• DATA TO PROCESS:
________________

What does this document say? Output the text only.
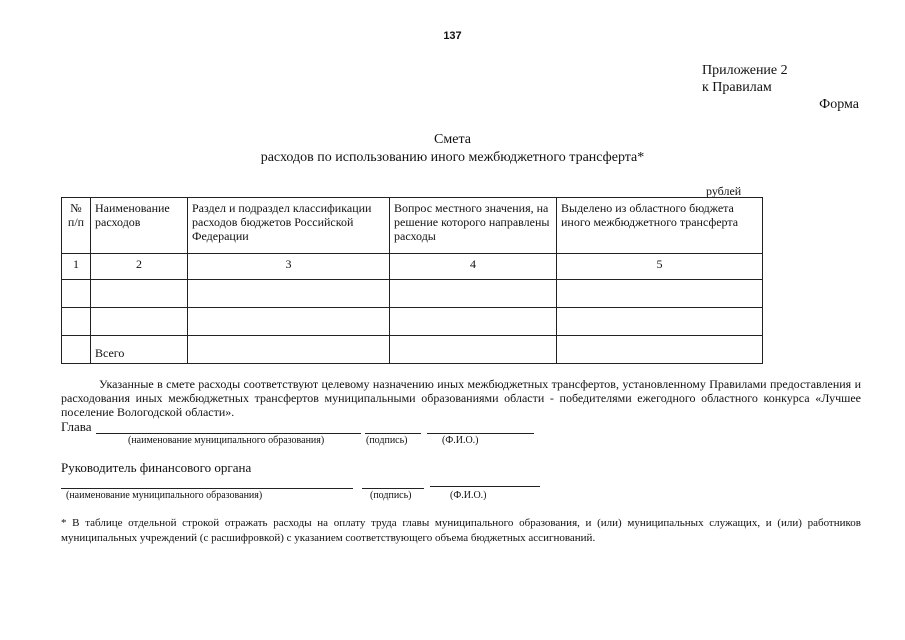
137
Приложение 2
к Правилам
Форма
Смета
расходов по использованию иного межбюджетного трансферта*
рублей
№ п/п	Наименование расходов	Раздел и подраздел классификации расходов бюджетов Российской Федерации	Вопрос местного значения, на решение которого направлены расходы	Выделено из областного бюджета иного межбюджетного трансферта
1	2	3	4	5

	Всего			
Указанные в смете расходы соответствуют целевому назначению иных межбюджетных трансфертов, установленному Правилами предоставления и расходования иных межбюджетных трансфертов муниципальными образованиями области - победителями ежегодного областного конкурса «Лучшее поселение Вологодской области».
Глава
(наименование муниципального образования)	(подпись)	(Ф.И.О.)
Руководитель финансового органа
(наименование муниципального образования)	(подпись)	(Ф.И.О.)
* В таблице отдельной строкой отражать расходы на оплату труда главы муниципального образования, и (или) муниципальных служащих, и (или) работников муниципальных учреждений (с расшифровкой) с указанием соответствующего объема бюджетных ассигнований.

________________

• EXERCISE PROMPT:
Transcribe the records above exactly, leaving out every picture.

• REPLY TO THE EXERCISE:
What does this document say? Output the text only.
137
Приложение 2
к Правилам
Форма
Смета
расходов по использованию иного межбюджетного трансферта*
рублей
№ п/п	Наименование расходов	Раздел и подраздел классификации расходов бюджетов Российской Федерации	Вопрос местного значения, на решение которого направлены расходы	Выделено из областного бюджета иного межбюджетного трансферта
1	2	3	4	5

	Всего			
Указанные в смете расходы соответствуют целевому назначению иных межбюджетных трансфертов, установленному Правилами предоставления и расходования иных межбюджетных трансфертов муниципальными образованиями области - победителями ежегодного областного конкурса «Лучшее поселение Вологодской области».
Глава
(наименование муниципального образования)	(подпись)	(Ф.И.О.)
Руководитель финансового органа
(наименование муниципального образования)	(подпись)	(Ф.И.О.)
* В таблице отдельной строкой отражать расходы на оплату труда главы муниципального образования, и (или) муниципальных служащих, и (или) работников муниципальных учреждений (с расшифровкой) с указанием соответствующего объема бюджетных ассигнований.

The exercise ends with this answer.